▶ [GIVEN REQUEST]: Copy every line of the data exactly, leaving nothing out.

## start RECORD EXTRACTS

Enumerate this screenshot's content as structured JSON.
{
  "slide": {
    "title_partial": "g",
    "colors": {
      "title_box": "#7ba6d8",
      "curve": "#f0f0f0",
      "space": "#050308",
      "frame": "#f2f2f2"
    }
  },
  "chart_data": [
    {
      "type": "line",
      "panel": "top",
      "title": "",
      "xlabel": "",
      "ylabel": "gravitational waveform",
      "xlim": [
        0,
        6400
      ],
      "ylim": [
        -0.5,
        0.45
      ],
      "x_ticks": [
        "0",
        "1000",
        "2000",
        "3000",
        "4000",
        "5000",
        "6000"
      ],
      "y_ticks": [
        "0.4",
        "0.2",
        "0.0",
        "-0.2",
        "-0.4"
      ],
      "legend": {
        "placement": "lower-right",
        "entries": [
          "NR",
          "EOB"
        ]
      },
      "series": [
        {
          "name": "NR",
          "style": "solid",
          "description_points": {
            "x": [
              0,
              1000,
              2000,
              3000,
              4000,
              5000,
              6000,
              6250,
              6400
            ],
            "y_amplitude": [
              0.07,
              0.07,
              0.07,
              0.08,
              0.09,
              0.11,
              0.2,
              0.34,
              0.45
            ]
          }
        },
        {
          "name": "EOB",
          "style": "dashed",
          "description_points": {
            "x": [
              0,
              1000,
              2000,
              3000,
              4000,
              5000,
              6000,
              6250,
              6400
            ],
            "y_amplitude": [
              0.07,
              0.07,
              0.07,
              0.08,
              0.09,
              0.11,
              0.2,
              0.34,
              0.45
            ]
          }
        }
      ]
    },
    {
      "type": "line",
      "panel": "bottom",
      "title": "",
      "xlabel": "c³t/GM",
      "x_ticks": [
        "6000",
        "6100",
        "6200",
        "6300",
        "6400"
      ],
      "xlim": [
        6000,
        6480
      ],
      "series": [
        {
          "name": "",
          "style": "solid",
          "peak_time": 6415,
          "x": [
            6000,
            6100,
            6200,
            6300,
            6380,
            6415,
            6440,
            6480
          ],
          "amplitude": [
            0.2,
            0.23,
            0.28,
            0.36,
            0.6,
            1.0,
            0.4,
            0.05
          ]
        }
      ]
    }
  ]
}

## end RECORD EXTRACTS

▶ [IN RESPONSE]:
Enumerate this screenshot's content as structured JSON.
{
  "slide": {
    "title_partial": "g",
    "colors": {
      "title_box": "#7ba6d8",
      "curve": "#f0f0f0",
      "space": "#050308",
      "frame": "#f2f2f2"
    }
  },
  "chart_data": [
    {
      "type": "line",
      "panel": "top",
      "title": "",
      "xlabel": "",
      "ylabel": "gravitational waveform",
      "xlim": [
        0,
        6400
      ],
      "ylim": [
        -0.5,
        0.45
      ],
      "x_ticks": [
        "0",
        "1000",
        "2000",
        "3000",
        "4000",
        "5000",
        "6000"
      ],
      "y_ticks": [
        "0.4",
        "0.2",
        "0.0",
        "-0.2",
        "-0.4"
      ],
      "legend": {
        "placement": "lower-right",
        "entries": [
          "NR",
          "EOB"
        ]
      },
      "series": [
        {
          "name": "NR",
          "style": "solid",
          "description_points": {
            "x": [
              0,
              1000,
              2000,
              3000,
              4000,
              5000,
              6000,
              6250,
              6400
            ],
            "y_amplitude": [
              0.07,
              0.07,
              0.07,
              0.08,
              0.09,
              0.11,
              0.2,
              0.34,
              0.45
            ]
          }
        },
        {
          "name": "EOB",
          "style": "dashed",
          "description_points": {
            "x": [
              0,
              1000,
              2000,
              3000,
              4000,
              5000,
              6000,
              6250,
              6400
            ],
            "y_amplitude": [
              0.07,
              0.07,
              0.07,
              0.08,
              0.09,
              0.11,
              0.2,
              0.34,
              0.45
            ]
          }
        }
      ]
    },
    {
      "type": "line",
      "panel": "bottom",
      "title": "",
      "xlabel": "c³t/GM",
      "x_ticks": [
        "6000",
        "6100",
        "6200",
        "6300",
        "6400"
      ],
      "xlim": [
        6000,
        6480
      ],
      "series": [
        {
          "name": "",
          "style": "solid",
          "peak_time": 6415,
          "x": [
            6000,
            6100,
            6200,
            6300,
            6380,
            6415,
            6440,
            6480
          ],
          "amplitude": [
            0.2,
            0.23,
            0.28,
            0.36,
            0.6,
            1.0,
            0.4,
            0.05
          ]
        }
      ]
    }
  ]
}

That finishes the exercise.